### SET PROBLEM
Each line that holds the string "marker" counts once; say how many such lines there are and add nothing.

Some records
------------------------------------------------------------------------

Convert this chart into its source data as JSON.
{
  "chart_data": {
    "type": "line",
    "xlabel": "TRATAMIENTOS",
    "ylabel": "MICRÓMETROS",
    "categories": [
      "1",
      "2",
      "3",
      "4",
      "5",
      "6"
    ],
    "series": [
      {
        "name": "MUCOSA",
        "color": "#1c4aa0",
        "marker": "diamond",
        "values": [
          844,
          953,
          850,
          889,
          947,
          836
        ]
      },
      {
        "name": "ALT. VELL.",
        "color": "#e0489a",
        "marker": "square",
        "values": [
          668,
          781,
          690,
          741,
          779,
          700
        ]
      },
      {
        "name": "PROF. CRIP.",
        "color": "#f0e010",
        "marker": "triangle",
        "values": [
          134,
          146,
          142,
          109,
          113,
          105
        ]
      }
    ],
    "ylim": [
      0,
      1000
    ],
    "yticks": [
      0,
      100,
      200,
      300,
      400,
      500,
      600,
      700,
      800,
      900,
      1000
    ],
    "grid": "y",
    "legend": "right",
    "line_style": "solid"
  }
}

------------------------------------------------------------------------

### COMPLETE RESPONSE
3